(Extracted records)
— BEGIN —
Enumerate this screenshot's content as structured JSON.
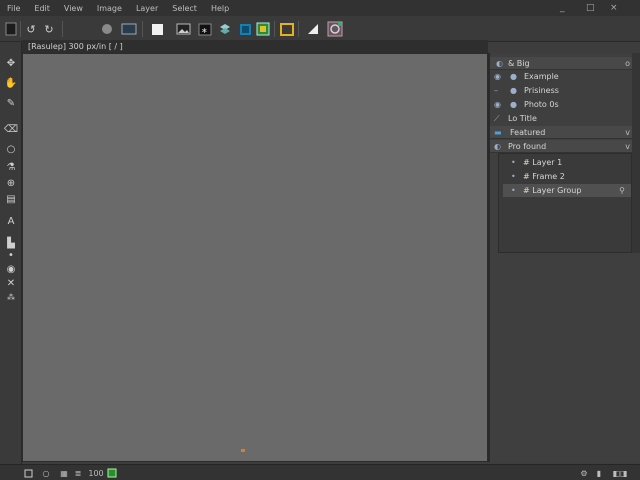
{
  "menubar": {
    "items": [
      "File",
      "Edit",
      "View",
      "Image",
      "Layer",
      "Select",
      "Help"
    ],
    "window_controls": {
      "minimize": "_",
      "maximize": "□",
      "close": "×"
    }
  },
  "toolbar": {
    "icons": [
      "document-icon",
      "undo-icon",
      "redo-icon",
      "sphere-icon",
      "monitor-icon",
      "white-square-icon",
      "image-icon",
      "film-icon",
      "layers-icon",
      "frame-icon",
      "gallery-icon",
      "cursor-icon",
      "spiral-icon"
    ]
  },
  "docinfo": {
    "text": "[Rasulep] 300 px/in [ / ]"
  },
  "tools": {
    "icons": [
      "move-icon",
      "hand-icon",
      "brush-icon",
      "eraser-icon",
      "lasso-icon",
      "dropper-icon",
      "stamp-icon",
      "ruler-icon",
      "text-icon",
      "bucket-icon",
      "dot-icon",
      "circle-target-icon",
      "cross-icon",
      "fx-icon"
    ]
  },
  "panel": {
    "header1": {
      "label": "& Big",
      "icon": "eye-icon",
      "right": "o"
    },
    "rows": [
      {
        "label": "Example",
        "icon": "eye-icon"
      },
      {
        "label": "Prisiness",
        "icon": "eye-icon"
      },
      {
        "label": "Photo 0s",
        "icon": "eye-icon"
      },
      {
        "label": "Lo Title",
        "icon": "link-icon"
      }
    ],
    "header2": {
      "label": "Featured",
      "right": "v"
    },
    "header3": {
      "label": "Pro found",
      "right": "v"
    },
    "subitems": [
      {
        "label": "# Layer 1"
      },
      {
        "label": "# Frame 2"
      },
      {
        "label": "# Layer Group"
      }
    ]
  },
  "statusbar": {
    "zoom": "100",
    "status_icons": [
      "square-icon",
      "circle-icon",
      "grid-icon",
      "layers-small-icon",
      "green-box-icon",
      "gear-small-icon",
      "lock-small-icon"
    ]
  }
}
— END —
Given exercise: Copy out all the data without changing anything, and drop the pictures.

Reply to the exercise:
Enumerate this screenshot's content as structured JSON.
{
  "menubar": {
    "items": [
      "File",
      "Edit",
      "View",
      "Image",
      "Layer",
      "Select",
      "Help"
    ],
    "window_controls": {
      "minimize": "_",
      "maximize": "□",
      "close": "×"
    }
  },
  "toolbar": {
    "icons": [
      "document-icon",
      "undo-icon",
      "redo-icon",
      "sphere-icon",
      "monitor-icon",
      "white-square-icon",
      "image-icon",
      "film-icon",
      "layers-icon",
      "frame-icon",
      "gallery-icon",
      "cursor-icon",
      "spiral-icon"
    ]
  },
  "docinfo": {
    "text": "[Rasulep] 300 px/in [ / ]"
  },
  "tools": {
    "icons": [
      "move-icon",
      "hand-icon",
      "brush-icon",
      "eraser-icon",
      "lasso-icon",
      "dropper-icon",
      "stamp-icon",
      "ruler-icon",
      "text-icon",
      "bucket-icon",
      "dot-icon",
      "circle-target-icon",
      "cross-icon",
      "fx-icon"
    ]
  },
  "panel": {
    "header1": {
      "label": "& Big",
      "icon": "eye-icon",
      "right": "o"
    },
    "rows": [
      {
        "label": "Example",
        "icon": "eye-icon"
      },
      {
        "label": "Prisiness",
        "icon": "eye-icon"
      },
      {
        "label": "Photo 0s",
        "icon": "eye-icon"
      },
      {
        "label": "Lo Title",
        "icon": "link-icon"
      }
    ],
    "header2": {
      "label": "Featured",
      "right": "v"
    },
    "header3": {
      "label": "Pro found",
      "right": "v"
    },
    "subitems": [
      {
        "label": "# Layer 1"
      },
      {
        "label": "# Frame 2"
      },
      {
        "label": "# Layer Group"
      }
    ]
  },
  "statusbar": {
    "zoom": "100",
    "status_icons": [
      "square-icon",
      "circle-icon",
      "grid-icon",
      "layers-small-icon",
      "green-box-icon",
      "gear-small-icon",
      "lock-small-icon"
    ]
  }
}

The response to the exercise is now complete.